• _Problem details_
Search the data for the string "name" and extract every line where it appears.

Saved data entries:
((

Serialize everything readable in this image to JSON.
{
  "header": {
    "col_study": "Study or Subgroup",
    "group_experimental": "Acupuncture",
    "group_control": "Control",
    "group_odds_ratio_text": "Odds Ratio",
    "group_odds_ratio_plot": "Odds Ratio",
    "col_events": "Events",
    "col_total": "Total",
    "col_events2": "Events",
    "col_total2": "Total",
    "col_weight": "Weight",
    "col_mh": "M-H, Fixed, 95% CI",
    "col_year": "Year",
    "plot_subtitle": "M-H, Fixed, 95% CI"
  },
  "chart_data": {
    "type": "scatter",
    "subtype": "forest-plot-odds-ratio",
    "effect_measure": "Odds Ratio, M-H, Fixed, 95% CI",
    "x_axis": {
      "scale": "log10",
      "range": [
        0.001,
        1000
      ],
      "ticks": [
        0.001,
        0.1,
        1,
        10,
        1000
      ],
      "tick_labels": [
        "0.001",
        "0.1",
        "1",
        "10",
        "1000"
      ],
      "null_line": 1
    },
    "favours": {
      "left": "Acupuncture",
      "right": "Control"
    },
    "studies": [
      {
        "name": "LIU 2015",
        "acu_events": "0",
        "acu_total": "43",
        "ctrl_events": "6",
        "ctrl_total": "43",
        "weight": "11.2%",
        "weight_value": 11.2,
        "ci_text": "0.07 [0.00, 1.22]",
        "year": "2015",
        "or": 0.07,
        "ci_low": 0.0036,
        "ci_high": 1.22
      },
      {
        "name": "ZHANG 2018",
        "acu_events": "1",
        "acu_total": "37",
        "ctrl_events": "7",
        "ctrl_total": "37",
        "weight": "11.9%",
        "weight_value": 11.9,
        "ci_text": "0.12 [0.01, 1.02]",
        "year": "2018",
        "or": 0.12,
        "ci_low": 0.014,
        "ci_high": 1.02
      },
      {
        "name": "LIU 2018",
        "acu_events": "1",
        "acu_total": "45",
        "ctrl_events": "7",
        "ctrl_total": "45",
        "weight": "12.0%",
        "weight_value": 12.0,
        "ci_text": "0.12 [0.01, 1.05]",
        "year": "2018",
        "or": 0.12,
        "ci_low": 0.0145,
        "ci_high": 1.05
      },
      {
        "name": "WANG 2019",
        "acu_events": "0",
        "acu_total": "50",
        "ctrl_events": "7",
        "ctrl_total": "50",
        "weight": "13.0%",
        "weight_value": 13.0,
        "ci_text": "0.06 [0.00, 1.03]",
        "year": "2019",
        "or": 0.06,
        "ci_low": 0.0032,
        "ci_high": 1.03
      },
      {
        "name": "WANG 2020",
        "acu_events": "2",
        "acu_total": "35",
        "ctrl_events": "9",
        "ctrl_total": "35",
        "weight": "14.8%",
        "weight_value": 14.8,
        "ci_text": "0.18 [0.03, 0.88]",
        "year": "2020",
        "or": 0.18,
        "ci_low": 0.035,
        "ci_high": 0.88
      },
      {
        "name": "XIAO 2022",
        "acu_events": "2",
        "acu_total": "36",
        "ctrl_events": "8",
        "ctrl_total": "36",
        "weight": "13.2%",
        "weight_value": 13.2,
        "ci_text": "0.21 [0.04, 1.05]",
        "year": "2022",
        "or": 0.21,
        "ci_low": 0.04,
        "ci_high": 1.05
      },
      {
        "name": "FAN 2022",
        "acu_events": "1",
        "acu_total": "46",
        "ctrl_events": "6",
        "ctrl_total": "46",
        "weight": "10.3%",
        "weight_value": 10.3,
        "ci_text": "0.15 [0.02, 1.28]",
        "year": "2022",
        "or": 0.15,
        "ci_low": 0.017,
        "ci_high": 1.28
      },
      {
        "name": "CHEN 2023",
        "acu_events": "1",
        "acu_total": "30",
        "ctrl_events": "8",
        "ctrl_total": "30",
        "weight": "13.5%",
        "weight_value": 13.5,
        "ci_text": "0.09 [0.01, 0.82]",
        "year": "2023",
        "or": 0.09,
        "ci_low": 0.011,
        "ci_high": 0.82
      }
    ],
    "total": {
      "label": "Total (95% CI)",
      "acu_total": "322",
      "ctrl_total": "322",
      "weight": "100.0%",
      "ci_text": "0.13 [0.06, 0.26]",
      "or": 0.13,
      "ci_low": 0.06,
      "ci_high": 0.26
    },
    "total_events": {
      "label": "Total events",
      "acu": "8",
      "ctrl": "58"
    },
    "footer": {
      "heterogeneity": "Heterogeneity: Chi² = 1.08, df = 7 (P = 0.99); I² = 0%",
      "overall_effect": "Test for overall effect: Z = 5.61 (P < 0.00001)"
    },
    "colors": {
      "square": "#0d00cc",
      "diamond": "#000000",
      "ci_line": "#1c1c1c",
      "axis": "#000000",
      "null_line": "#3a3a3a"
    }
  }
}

))

• _Expected answer_
        "name": "LIU 2015",
        "name": "ZHANG 2018",
        "name": "LIU 2018",
        "name": "WANG 2019",
        "name": "WANG 2020",
        "name": "XIAO 2022",
        "name": "FAN 2022",
        "name": "CHEN 2023",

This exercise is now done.